> [What is required] Leaving the pictures aside, transcribe every line below exactly.

[Begin]

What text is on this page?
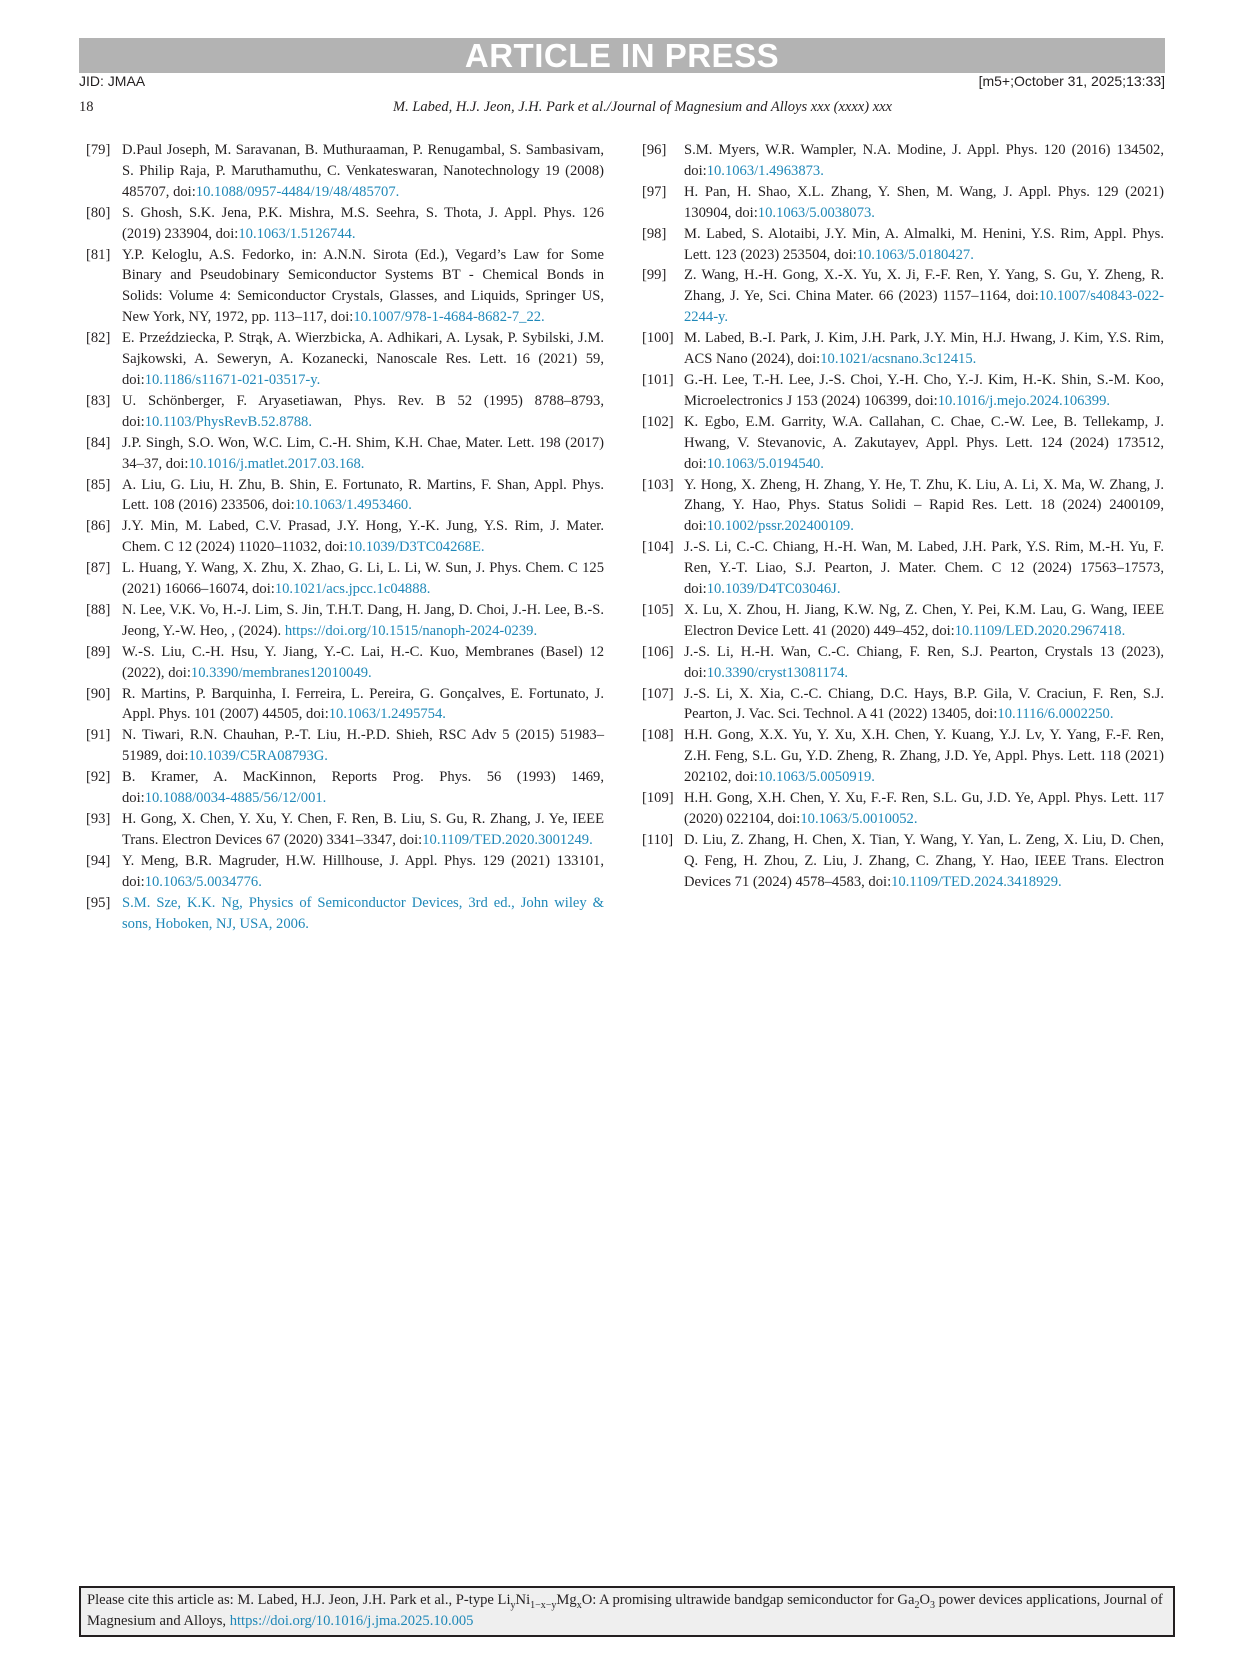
ARTICLE IN PRESS
JID: JMAA	[m5+;October 31, 2025;13:33]
18	M. Labed, H.J. Jeon, J.H. Park et al./Journal of Magnesium and Alloys xxx (xxxx) xxx
[79] D.Paul Joseph, M. Saravanan, B. Muthuraaman, P. Renugambal, S. Sambasivam, S. Philip Raja, P. Maruthamuthu, C. Venkateswaran, Nanotechnology 19 (2008) 485707, doi:10.1088/0957-4484/19/48/485707.
[80] S. Ghosh, S.K. Jena, P.K. Mishra, M.S. Seehra, S. Thota, J. Appl. Phys. 126 (2019) 233904, doi:10.1063/1.5126744.
[81] Y.P. Keloglu, A.S. Fedorko, in: A.N.N. Sirota (Ed.), Vegard’s Law for Some Binary and Pseudobinary Semiconductor Systems BT - Chemical Bonds in Solids: Volume 4: Semiconductor Crystals, Glasses, and Liquids, Springer US, New York, NY, 1972, pp. 113–117, doi:10.1007/978-1-4684-8682-7_22.
[82] E. Przeździecka, P. Strąk, A. Wierzbicka, A. Adhikari, A. Lysak, P. Sybilski, J.M. Sajkowski, A. Seweryn, A. Kozanecki, Nanoscale Res. Lett. 16 (2021) 59, doi:10.1186/s11671-021-03517-y.
[83] U. Schönberger, F. Aryasetiawan, Phys. Rev. B 52 (1995) 8788–8793, doi:10.1103/PhysRevB.52.8788.
[84] J.P. Singh, S.O. Won, W.C. Lim, C.-H. Shim, K.H. Chae, Mater. Lett. 198 (2017) 34–37, doi:10.1016/j.matlet.2017.03.168.
[85] A. Liu, G. Liu, H. Zhu, B. Shin, E. Fortunato, R. Martins, F. Shan, Appl. Phys. Lett. 108 (2016) 233506, doi:10.1063/1.4953460.
[86] J.Y. Min, M. Labed, C.V. Prasad, J.Y. Hong, Y.-K. Jung, Y.S. Rim, J. Mater. Chem. C 12 (2024) 11020–11032, doi:10.1039/D3TC04268E.
[87] L. Huang, Y. Wang, X. Zhu, X. Zhao, G. Li, L. Li, W. Sun, J. Phys. Chem. C 125 (2021) 16066–16074, doi:10.1021/acs.jpcc.1c04888.
[88] N. Lee, V.K. Vo, H.-J. Lim, S. Jin, T.H.T. Dang, H. Jang, D. Choi, J.-H. Lee, B.-S. Jeong, Y.-W. Heo, , (2024). https://doi.org/10.1515/nanoph-2024-0239.
[89] W.-S. Liu, C.-H. Hsu, Y. Jiang, Y.-C. Lai, H.-C. Kuo, Membranes (Basel) 12 (2022), doi:10.3390/membranes12010049.
[90] R. Martins, P. Barquinha, I. Ferreira, L. Pereira, G. Gonçalves, E. Fortunato, J. Appl. Phys. 101 (2007) 44505, doi:10.1063/1.2495754.
[91] N. Tiwari, R.N. Chauhan, P.-T. Liu, H.-P.D. Shieh, RSC Adv 5 (2015) 51983–51989, doi:10.1039/C5RA08793G.
[92] B. Kramer, A. MacKinnon, Reports Prog. Phys. 56 (1993) 1469, doi:10.1088/0034-4885/56/12/001.
[93] H. Gong, X. Chen, Y. Xu, Y. Chen, F. Ren, B. Liu, S. Gu, R. Zhang, J. Ye, IEEE Trans. Electron Devices 67 (2020) 3341–3347, doi:10.1109/TED.2020.3001249.
[94] Y. Meng, B.R. Magruder, H.W. Hillhouse, J. Appl. Phys. 129 (2021) 133101, doi:10.1063/5.0034776.
[95] S.M. Sze, K.K. Ng, Physics of Semiconductor Devices, 3rd ed., John wiley & sons, Hoboken, NJ, USA, 2006.
[96] S.M. Myers, W.R. Wampler, N.A. Modine, J. Appl. Phys. 120 (2016) 134502, doi:10.1063/1.4963873.
[97] H. Pan, H. Shao, X.L. Zhang, Y. Shen, M. Wang, J. Appl. Phys. 129 (2021) 130904, doi:10.1063/5.0038073.
[98] M. Labed, S. Alotaibi, J.Y. Min, A. Almalki, M. Henini, Y.S. Rim, Appl. Phys. Lett. 123 (2023) 253504, doi:10.1063/5.0180427.
[99] Z. Wang, H.-H. Gong, X.-X. Yu, X. Ji, F.-F. Ren, Y. Yang, S. Gu, Y. Zheng, R. Zhang, J. Ye, Sci. China Mater. 66 (2023) 1157–1164, doi:10.1007/s40843-022-2244-y.
[100] M. Labed, B.-I. Park, J. Kim, J.H. Park, J.Y. Min, H.J. Hwang, J. Kim, Y.S. Rim, ACS Nano (2024), doi:10.1021/acsnano.3c12415.
[101] G.-H. Lee, T.-H. Lee, J.-S. Choi, Y.-H. Cho, Y.-J. Kim, H.-K. Shin, S.-M. Koo, Microelectronics J 153 (2024) 106399, doi:10.1016/j.mejo.2024.106399.
[102] K. Egbo, E.M. Garrity, W.A. Callahan, C. Chae, C.-W. Lee, B. Tellekamp, J. Hwang, V. Stevanovic, A. Zakutayev, Appl. Phys. Lett. 124 (2024) 173512, doi:10.1063/5.0194540.
[103] Y. Hong, X. Zheng, H. Zhang, Y. He, T. Zhu, K. Liu, A. Li, X. Ma, W. Zhang, J. Zhang, Y. Hao, Phys. Status Solidi – Rapid Res. Lett. 18 (2024) 2400109, doi:10.1002/pssr.202400109.
[104] J.-S. Li, C.-C. Chiang, H.-H. Wan, M. Labed, J.H. Park, Y.S. Rim, M.-H. Yu, F. Ren, Y.-T. Liao, S.J. Pearton, J. Mater. Chem. C 12 (2024) 17563–17573, doi:10.1039/D4TC03046J.
[105] X. Lu, X. Zhou, H. Jiang, K.W. Ng, Z. Chen, Y. Pei, K.M. Lau, G. Wang, IEEE Electron Device Lett. 41 (2020) 449–452, doi:10.1109/LED.2020.2967418.
[106] J.-S. Li, H.-H. Wan, C.-C. Chiang, F. Ren, S.J. Pearton, Crystals 13 (2023), doi:10.3390/cryst13081174.
[107] J.-S. Li, X. Xia, C.-C. Chiang, D.C. Hays, B.P. Gila, V. Craciun, F. Ren, S.J. Pearton, J. Vac. Sci. Technol. A 41 (2022) 13405, doi:10.1116/6.0002250.
[108] H.H. Gong, X.X. Yu, Y. Xu, X.H. Chen, Y. Kuang, Y.J. Lv, Y. Yang, F.-F. Ren, Z.H. Feng, S.L. Gu, Y.D. Zheng, R. Zhang, J.D. Ye, Appl. Phys. Lett. 118 (2021) 202102, doi:10.1063/5.0050919.
[109] H.H. Gong, X.H. Chen, Y. Xu, F.-F. Ren, S.L. Gu, J.D. Ye, Appl. Phys. Lett. 117 (2020) 022104, doi:10.1063/5.0010052.
[110] D. Liu, Z. Zhang, H. Chen, X. Tian, Y. Wang, Y. Yan, L. Zeng, X. Liu, D. Chen, Q. Feng, H. Zhou, Z. Liu, J. Zhang, C. Zhang, Y. Hao, IEEE Trans. Electron Devices 71 (2024) 4578–4583, doi:10.1109/TED.2024.3418929.
Please cite this article as: M. Labed, H.J. Jeon, J.H. Park et al., P-type $Li_yNi_{1-x-y}Mg_xO$: A promising ultrawide bandgap semiconductor for $Ga_2O_3$ power devices applications, Journal of Magnesium and Alloys, https://doi.org/10.1016/j.jma.2025.10.005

[End]

> [Result for this exercise]
What text is on this page?
ARTICLE IN PRESS
JID: JMAA	[m5+;October 31, 2025;13:33]
18	M. Labed, H.J. Jeon, J.H. Park et al./Journal of Magnesium and Alloys xxx (xxxx) xxx
[79] D.Paul Joseph, M. Saravanan, B. Muthuraaman, P. Renugambal, S. Sambasivam, S. Philip Raja, P. Maruthamuthu, C. Venkateswaran, Nanotechnology 19 (2008) 485707, doi:10.1088/0957-4484/19/48/485707.
[80] S. Ghosh, S.K. Jena, P.K. Mishra, M.S. Seehra, S. Thota, J. Appl. Phys. 126 (2019) 233904, doi:10.1063/1.5126744.
[81] Y.P. Keloglu, A.S. Fedorko, in: A.N.N. Sirota (Ed.), Vegard’s Law for Some Binary and Pseudobinary Semiconductor Systems BT - Chemical Bonds in Solids: Volume 4: Semiconductor Crystals, Glasses, and Liquids, Springer US, New York, NY, 1972, pp. 113–117, doi:10.1007/978-1-4684-8682-7_22.
[82] E. Przeździecka, P. Strąk, A. Wierzbicka, A. Adhikari, A. Lysak, P. Sybilski, J.M. Sajkowski, A. Seweryn, A. Kozanecki, Nanoscale Res. Lett. 16 (2021) 59, doi:10.1186/s11671-021-03517-y.
[83] U. Schönberger, F. Aryasetiawan, Phys. Rev. B 52 (1995) 8788–8793, doi:10.1103/PhysRevB.52.8788.
[84] J.P. Singh, S.O. Won, W.C. Lim, C.-H. Shim, K.H. Chae, Mater. Lett. 198 (2017) 34–37, doi:10.1016/j.matlet.2017.03.168.
[85] A. Liu, G. Liu, H. Zhu, B. Shin, E. Fortunato, R. Martins, F. Shan, Appl. Phys. Lett. 108 (2016) 233506, doi:10.1063/1.4953460.
[86] J.Y. Min, M. Labed, C.V. Prasad, J.Y. Hong, Y.-K. Jung, Y.S. Rim, J. Mater. Chem. C 12 (2024) 11020–11032, doi:10.1039/D3TC04268E.
[87] L. Huang, Y. Wang, X. Zhu, X. Zhao, G. Li, L. Li, W. Sun, J. Phys. Chem. C 125 (2021) 16066–16074, doi:10.1021/acs.jpcc.1c04888.
[88] N. Lee, V.K. Vo, H.-J. Lim, S. Jin, T.H.T. Dang, H. Jang, D. Choi, J.-H. Lee, B.-S. Jeong, Y.-W. Heo, , (2024). https://doi.org/10.1515/nanoph-2024-0239.
[89] W.-S. Liu, C.-H. Hsu, Y. Jiang, Y.-C. Lai, H.-C. Kuo, Membranes (Basel) 12 (2022), doi:10.3390/membranes12010049.
[90] R. Martins, P. Barquinha, I. Ferreira, L. Pereira, G. Gonçalves, E. Fortunato, J. Appl. Phys. 101 (2007) 44505, doi:10.1063/1.2495754.
[91] N. Tiwari, R.N. Chauhan, P.-T. Liu, H.-P.D. Shieh, RSC Adv 5 (2015) 51983–51989, doi:10.1039/C5RA08793G.
[92] B. Kramer, A. MacKinnon, Reports Prog. Phys. 56 (1993) 1469, doi:10.1088/0034-4885/56/12/001.
[93] H. Gong, X. Chen, Y. Xu, Y. Chen, F. Ren, B. Liu, S. Gu, R. Zhang, J. Ye, IEEE Trans. Electron Devices 67 (2020) 3341–3347, doi:10.1109/TED.2020.3001249.
[94] Y. Meng, B.R. Magruder, H.W. Hillhouse, J. Appl. Phys. 129 (2021) 133101, doi:10.1063/5.0034776.
[95] S.M. Sze, K.K. Ng, Physics of Semiconductor Devices, 3rd ed., John wiley & sons, Hoboken, NJ, USA, 2006.
[96] S.M. Myers, W.R. Wampler, N.A. Modine, J. Appl. Phys. 120 (2016) 134502, doi:10.1063/1.4963873.
[97] H. Pan, H. Shao, X.L. Zhang, Y. Shen, M. Wang, J. Appl. Phys. 129 (2021) 130904, doi:10.1063/5.0038073.
[98] M. Labed, S. Alotaibi, J.Y. Min, A. Almalki, M. Henini, Y.S. Rim, Appl. Phys. Lett. 123 (2023) 253504, doi:10.1063/5.0180427.
[99] Z. Wang, H.-H. Gong, X.-X. Yu, X. Ji, F.-F. Ren, Y. Yang, S. Gu, Y. Zheng, R. Zhang, J. Ye, Sci. China Mater. 66 (2023) 1157–1164, doi:10.1007/s40843-022-2244-y.
[100] M. Labed, B.-I. Park, J. Kim, J.H. Park, J.Y. Min, H.J. Hwang, J. Kim, Y.S. Rim, ACS Nano (2024), doi:10.1021/acsnano.3c12415.
[101] G.-H. Lee, T.-H. Lee, J.-S. Choi, Y.-H. Cho, Y.-J. Kim, H.-K. Shin, S.-M. Koo, Microelectronics J 153 (2024) 106399, doi:10.1016/j.mejo.2024.106399.
[102] K. Egbo, E.M. Garrity, W.A. Callahan, C. Chae, C.-W. Lee, B. Tellekamp, J. Hwang, V. Stevanovic, A. Zakutayev, Appl. Phys. Lett. 124 (2024) 173512, doi:10.1063/5.0194540.
[103] Y. Hong, X. Zheng, H. Zhang, Y. He, T. Zhu, K. Liu, A. Li, X. Ma, W. Zhang, J. Zhang, Y. Hao, Phys. Status Solidi – Rapid Res. Lett. 18 (2024) 2400109, doi:10.1002/pssr.202400109.
[104] J.-S. Li, C.-C. Chiang, H.-H. Wan, M. Labed, J.H. Park, Y.S. Rim, M.-H. Yu, F. Ren, Y.-T. Liao, S.J. Pearton, J. Mater. Chem. C 12 (2024) 17563–17573, doi:10.1039/D4TC03046J.
[105] X. Lu, X. Zhou, H. Jiang, K.W. Ng, Z. Chen, Y. Pei, K.M. Lau, G. Wang, IEEE Electron Device Lett. 41 (2020) 449–452, doi:10.1109/LED.2020.2967418.
[106] J.-S. Li, H.-H. Wan, C.-C. Chiang, F. Ren, S.J. Pearton, Crystals 13 (2023), doi:10.3390/cryst13081174.
[107] J.-S. Li, X. Xia, C.-C. Chiang, D.C. Hays, B.P. Gila, V. Craciun, F. Ren, S.J. Pearton, J. Vac. Sci. Technol. A 41 (2022) 13405, doi:10.1116/6.0002250.
[108] H.H. Gong, X.X. Yu, Y. Xu, X.H. Chen, Y. Kuang, Y.J. Lv, Y. Yang, F.-F. Ren, Z.H. Feng, S.L. Gu, Y.D. Zheng, R. Zhang, J.D. Ye, Appl. Phys. Lett. 118 (2021) 202102, doi:10.1063/5.0050919.
[109] H.H. Gong, X.H. Chen, Y. Xu, F.-F. Ren, S.L. Gu, J.D. Ye, Appl. Phys. Lett. 117 (2020) 022104, doi:10.1063/5.0010052.
[110] D. Liu, Z. Zhang, H. Chen, X. Tian, Y. Wang, Y. Yan, L. Zeng, X. Liu, D. Chen, Q. Feng, H. Zhou, Z. Liu, J. Zhang, C. Zhang, Y. Hao, IEEE Trans. Electron Devices 71 (2024) 4578–4583, doi:10.1109/TED.2024.3418929.
Please cite this article as: M. Labed, H.J. Jeon, J.H. Park et al., P-type $Li_yNi_{1-x-y}Mg_xO$: A promising ultrawide bandgap semiconductor for $Ga_2O_3$ power devices applications, Journal of Magnesium and Alloys, https://doi.org/10.1016/j.jma.2025.10.005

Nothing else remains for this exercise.